(Task prompt) Pick out every line that holds the string "Όνομα" and copy it.

(Data to use)
****

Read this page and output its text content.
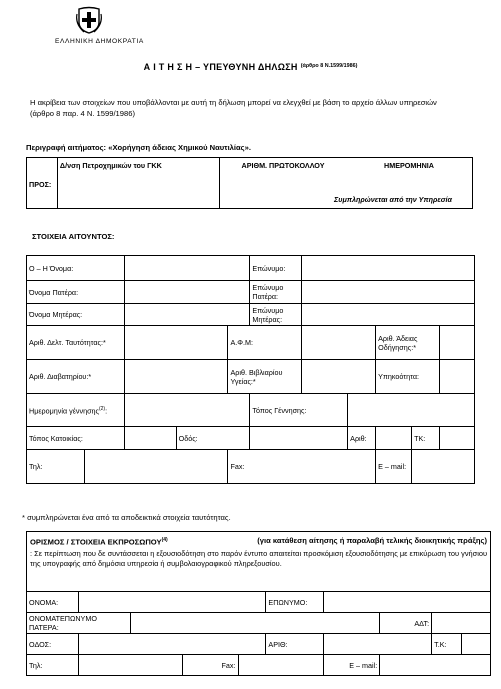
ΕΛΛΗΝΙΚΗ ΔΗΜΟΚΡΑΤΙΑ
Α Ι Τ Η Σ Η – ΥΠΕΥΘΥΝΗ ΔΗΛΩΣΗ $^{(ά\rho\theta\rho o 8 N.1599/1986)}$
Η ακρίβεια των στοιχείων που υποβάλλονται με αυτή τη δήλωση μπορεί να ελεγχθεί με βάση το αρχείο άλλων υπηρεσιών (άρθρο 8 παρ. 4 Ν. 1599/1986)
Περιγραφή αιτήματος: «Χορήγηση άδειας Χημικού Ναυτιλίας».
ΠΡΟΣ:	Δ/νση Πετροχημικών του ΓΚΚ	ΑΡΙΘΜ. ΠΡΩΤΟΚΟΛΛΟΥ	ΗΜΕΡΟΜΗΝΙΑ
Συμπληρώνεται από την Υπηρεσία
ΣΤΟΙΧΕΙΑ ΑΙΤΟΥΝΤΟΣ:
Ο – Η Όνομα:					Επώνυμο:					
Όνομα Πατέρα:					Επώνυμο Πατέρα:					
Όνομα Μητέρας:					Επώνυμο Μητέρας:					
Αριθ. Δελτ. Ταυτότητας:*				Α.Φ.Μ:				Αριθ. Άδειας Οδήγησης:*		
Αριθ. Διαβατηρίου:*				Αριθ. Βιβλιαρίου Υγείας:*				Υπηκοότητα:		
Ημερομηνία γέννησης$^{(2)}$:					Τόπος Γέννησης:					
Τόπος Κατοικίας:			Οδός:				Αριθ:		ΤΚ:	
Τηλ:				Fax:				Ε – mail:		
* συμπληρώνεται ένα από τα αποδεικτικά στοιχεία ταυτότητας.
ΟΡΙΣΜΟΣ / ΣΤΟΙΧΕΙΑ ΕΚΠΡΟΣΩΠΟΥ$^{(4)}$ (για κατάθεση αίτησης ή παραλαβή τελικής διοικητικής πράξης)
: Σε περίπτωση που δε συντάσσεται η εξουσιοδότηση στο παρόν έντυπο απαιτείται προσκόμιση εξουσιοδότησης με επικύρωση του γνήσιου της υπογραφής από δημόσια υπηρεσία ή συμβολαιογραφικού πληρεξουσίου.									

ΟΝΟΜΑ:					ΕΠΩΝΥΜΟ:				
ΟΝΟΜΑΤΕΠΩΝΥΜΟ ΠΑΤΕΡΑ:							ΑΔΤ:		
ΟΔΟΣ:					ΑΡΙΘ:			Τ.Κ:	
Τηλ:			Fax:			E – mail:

****

(Result below)
Ο – Η Όνομα:					Επώνυμο:					
Όνομα Πατέρα:					Επώνυμο Πατέρα:					
Όνομα Μητέρας:					Επώνυμο Μητέρας:					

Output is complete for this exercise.